Spatial layout data:
* begin *

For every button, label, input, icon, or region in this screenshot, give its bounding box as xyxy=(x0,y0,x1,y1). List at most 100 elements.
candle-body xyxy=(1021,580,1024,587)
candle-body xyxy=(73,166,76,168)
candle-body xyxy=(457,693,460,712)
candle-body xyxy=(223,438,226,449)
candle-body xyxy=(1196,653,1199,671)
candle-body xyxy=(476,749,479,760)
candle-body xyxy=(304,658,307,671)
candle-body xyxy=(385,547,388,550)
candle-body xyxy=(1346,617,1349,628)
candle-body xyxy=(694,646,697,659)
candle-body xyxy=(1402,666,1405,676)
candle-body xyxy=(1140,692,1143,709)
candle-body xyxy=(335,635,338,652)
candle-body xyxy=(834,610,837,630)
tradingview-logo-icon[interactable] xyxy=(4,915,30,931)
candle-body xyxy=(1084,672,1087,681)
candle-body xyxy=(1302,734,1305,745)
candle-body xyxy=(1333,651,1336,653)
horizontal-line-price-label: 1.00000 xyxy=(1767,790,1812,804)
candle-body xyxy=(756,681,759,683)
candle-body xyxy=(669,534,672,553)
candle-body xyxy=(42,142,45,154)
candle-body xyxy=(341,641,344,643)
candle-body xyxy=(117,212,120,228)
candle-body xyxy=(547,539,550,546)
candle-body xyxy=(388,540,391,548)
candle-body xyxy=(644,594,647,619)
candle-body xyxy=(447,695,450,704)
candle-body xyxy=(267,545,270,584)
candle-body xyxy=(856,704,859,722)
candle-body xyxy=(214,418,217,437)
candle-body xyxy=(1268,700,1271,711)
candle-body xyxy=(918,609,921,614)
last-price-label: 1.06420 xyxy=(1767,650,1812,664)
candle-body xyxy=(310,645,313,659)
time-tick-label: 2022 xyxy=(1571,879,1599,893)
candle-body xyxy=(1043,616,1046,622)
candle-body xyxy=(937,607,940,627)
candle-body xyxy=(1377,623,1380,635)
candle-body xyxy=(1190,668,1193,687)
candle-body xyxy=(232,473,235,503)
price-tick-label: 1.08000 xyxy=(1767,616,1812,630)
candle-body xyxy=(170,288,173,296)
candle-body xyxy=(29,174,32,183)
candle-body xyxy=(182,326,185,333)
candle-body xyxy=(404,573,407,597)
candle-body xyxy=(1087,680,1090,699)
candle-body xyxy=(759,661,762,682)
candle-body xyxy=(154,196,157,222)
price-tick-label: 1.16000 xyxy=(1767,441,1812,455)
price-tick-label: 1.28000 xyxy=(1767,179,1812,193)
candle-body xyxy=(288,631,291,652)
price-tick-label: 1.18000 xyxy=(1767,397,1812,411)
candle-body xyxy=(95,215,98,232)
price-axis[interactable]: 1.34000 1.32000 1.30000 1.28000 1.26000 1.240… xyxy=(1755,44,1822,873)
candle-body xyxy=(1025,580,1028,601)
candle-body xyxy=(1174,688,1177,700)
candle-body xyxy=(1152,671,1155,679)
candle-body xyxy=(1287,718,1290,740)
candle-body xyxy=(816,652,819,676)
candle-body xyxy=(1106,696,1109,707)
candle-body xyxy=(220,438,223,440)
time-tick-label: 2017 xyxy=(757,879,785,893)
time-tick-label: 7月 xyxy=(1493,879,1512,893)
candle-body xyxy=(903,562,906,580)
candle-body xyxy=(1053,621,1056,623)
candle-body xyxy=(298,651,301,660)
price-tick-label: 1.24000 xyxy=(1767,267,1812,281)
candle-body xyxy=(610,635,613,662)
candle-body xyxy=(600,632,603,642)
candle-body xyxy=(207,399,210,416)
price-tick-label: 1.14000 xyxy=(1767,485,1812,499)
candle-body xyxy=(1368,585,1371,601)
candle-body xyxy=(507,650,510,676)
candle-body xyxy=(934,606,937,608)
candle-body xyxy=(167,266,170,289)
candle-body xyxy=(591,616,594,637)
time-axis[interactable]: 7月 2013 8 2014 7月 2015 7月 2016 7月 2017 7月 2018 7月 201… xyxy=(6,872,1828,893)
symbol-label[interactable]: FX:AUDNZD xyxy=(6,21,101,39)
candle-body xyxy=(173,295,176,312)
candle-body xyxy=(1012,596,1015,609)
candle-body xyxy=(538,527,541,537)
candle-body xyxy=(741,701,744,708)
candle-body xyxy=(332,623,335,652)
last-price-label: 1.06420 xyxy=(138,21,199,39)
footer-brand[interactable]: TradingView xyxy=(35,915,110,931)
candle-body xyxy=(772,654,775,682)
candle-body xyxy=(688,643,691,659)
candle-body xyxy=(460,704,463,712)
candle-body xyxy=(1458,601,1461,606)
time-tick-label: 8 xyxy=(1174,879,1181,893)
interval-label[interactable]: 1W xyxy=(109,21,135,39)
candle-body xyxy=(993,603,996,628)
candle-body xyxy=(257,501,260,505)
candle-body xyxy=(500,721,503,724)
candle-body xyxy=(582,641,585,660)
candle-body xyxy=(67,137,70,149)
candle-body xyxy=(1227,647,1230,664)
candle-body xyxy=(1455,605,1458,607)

* end *

WHAT YOU SHOULD DO →
Convert every line of the listing above into a JSON list of strings, one string per line, leaving out blank lines.

SOLUTION TO THIS TASK →
[
  "For every button, label, input, icon, or region in this screenshot, give its bounding box as xyxy=(x0,y0,x1,y1). List at most 100 elements.",
  "candle-body xyxy=(1021,580,1024,587)",
  "candle-body xyxy=(73,166,76,168)",
  "candle-body xyxy=(457,693,460,712)",
  "candle-body xyxy=(223,438,226,449)",
  "candle-body xyxy=(1196,653,1199,671)",
  "candle-body xyxy=(476,749,479,760)",
  "candle-body xyxy=(304,658,307,671)",
  "candle-body xyxy=(385,547,388,550)",
  "candle-body xyxy=(1346,617,1349,628)",
  "candle-body xyxy=(694,646,697,659)",
  "candle-body xyxy=(1402,666,1405,676)",
  "candle-body xyxy=(1140,692,1143,709)",
  "candle-body xyxy=(335,635,338,652)",
  "candle-body xyxy=(834,610,837,630)",
  "tradingview-logo-icon[interactable] xyxy=(4,915,30,931)",
  "candle-body xyxy=(1084,672,1087,681)",
  "candle-body xyxy=(1302,734,1305,745)",
  "candle-body xyxy=(1333,651,1336,653)",
  "horizontal-line-price-label: 1.00000 xyxy=(1767,790,1812,804)",
  "candle-body xyxy=(756,681,759,683)",
  "candle-body xyxy=(669,534,672,553)",
  "candle-body xyxy=(42,142,45,154)",
  "candle-body xyxy=(341,641,344,643)",
  "candle-body xyxy=(117,212,120,228)",
  "candle-body xyxy=(547,539,550,546)",
  "candle-body xyxy=(388,540,391,548)",
  "candle-body xyxy=(644,594,647,619)",
  "candle-body xyxy=(447,695,450,704)",
  "candle-body xyxy=(267,545,270,584)",
  "candle-body xyxy=(856,704,859,722)",
  "candle-body xyxy=(214,418,217,437)",
  "candle-body xyxy=(1268,700,1271,711)",
  "candle-body xyxy=(918,609,921,614)",
  "last-price-label: 1.06420 xyxy=(1767,650,1812,664)",
  "candle-body xyxy=(310,645,313,659)",
  "time-tick-label: 2022 xyxy=(1571,879,1599,893)",
  "candle-body xyxy=(1043,616,1046,622)",
  "candle-body xyxy=(937,607,940,627)",
  "candle-body xyxy=(1377,623,1380,635)",
  "candle-body xyxy=(1190,668,1193,687)",
  "candle-body xyxy=(232,473,235,503)",
  "price-tick-label: 1.08000 xyxy=(1767,616,1812,630)",
  "candle-body xyxy=(170,288,173,296)",
  "candle-body xyxy=(29,174,32,183)",
  "candle-body xyxy=(182,326,185,333)",
  "candle-body xyxy=(404,573,407,597)",
  "candle-body xyxy=(1087,680,1090,699)",
  "candle-body xyxy=(759,661,762,682)",
  "candle-body xyxy=(154,196,157,222)",
  "price-tick-label: 1.16000 xyxy=(1767,441,1812,455)",
  "price-tick-label: 1.28000 xyxy=(1767,179,1812,193)",
  "candle-body xyxy=(288,631,291,652)",
  "price-tick-label: 1.18000 xyxy=(1767,397,1812,411)",
  "candle-body xyxy=(95,215,98,232)",
  "price-axis[interactable]: 1.34000 1.32000 1.30000 1.28000 1.26000 1.240… xyxy=(1755,44,1822,873)",
  "candle-body xyxy=(1025,580,1028,601)",
  "candle-body xyxy=(1174,688,1177,700)",
  "candle-body xyxy=(1152,671,1155,679)",
  "candle-body xyxy=(1287,718,1290,740)",
  "candle-body xyxy=(816,652,819,676)",
  "candle-body xyxy=(1106,696,1109,707)",
  "candle-body xyxy=(220,438,223,440)",
  "time-tick-label: 2017 xyxy=(757,879,785,893)",
  "time-tick-label: 7月 xyxy=(1493,879,1512,893)",
  "candle-body xyxy=(903,562,906,580)",
  "candle-body xyxy=(1053,621,1056,623)",
  "candle-body xyxy=(298,651,301,660)",
  "price-tick-label: 1.24000 xyxy=(1767,267,1812,281)",
  "candle-body xyxy=(610,635,613,662)",
  "candle-body xyxy=(600,632,603,642)",
  "candle-body xyxy=(207,399,210,416)",
  "price-tick-label: 1.14000 xyxy=(1767,485,1812,499)",
  "candle-body xyxy=(1368,585,1371,601)",
  "candle-body xyxy=(507,650,510,676)",
  "candle-body xyxy=(934,606,937,608)",
  "candle-body xyxy=(167,266,170,289)",
  "candle-body xyxy=(591,616,594,637)",
  "time-axis[interactable]: 7月 2013 8 2014 7月 2015 7月 2016 7月 2017 7月 2018 7月 201… xyxy=(6,872,1828,893)",
  "symbol-label[interactable]: FX:AUDNZD xyxy=(6,21,101,39)",
  "candle-body xyxy=(173,295,176,312)",
  "candle-body xyxy=(1012,596,1015,609)",
  "candle-body xyxy=(538,527,541,537)",
  "candle-body xyxy=(741,701,744,708)",
  "candle-body xyxy=(332,623,335,652)",
  "last-price-label: 1.06420 xyxy=(138,21,199,39)",
  "footer-brand[interactable]: TradingView xyxy=(35,915,110,931)",
  "candle-body xyxy=(772,654,775,682)",
  "candle-body xyxy=(688,643,691,659)",
  "candle-body xyxy=(460,704,463,712)",
  "candle-body xyxy=(1458,601,1461,606)",
  "time-tick-label: 8 xyxy=(1174,879,1181,893)",
  "interval-label[interactable]: 1W xyxy=(109,21,135,39)",
  "candle-body xyxy=(993,603,996,628)",
  "candle-body xyxy=(257,501,260,505)",
  "candle-body xyxy=(500,721,503,724)",
  "candle-body xyxy=(582,641,585,660)",
  "candle-body xyxy=(67,137,70,149)",
  "candle-body xyxy=(1227,647,1230,664)",
  "candle-body xyxy=(1455,605,1458,607)"
]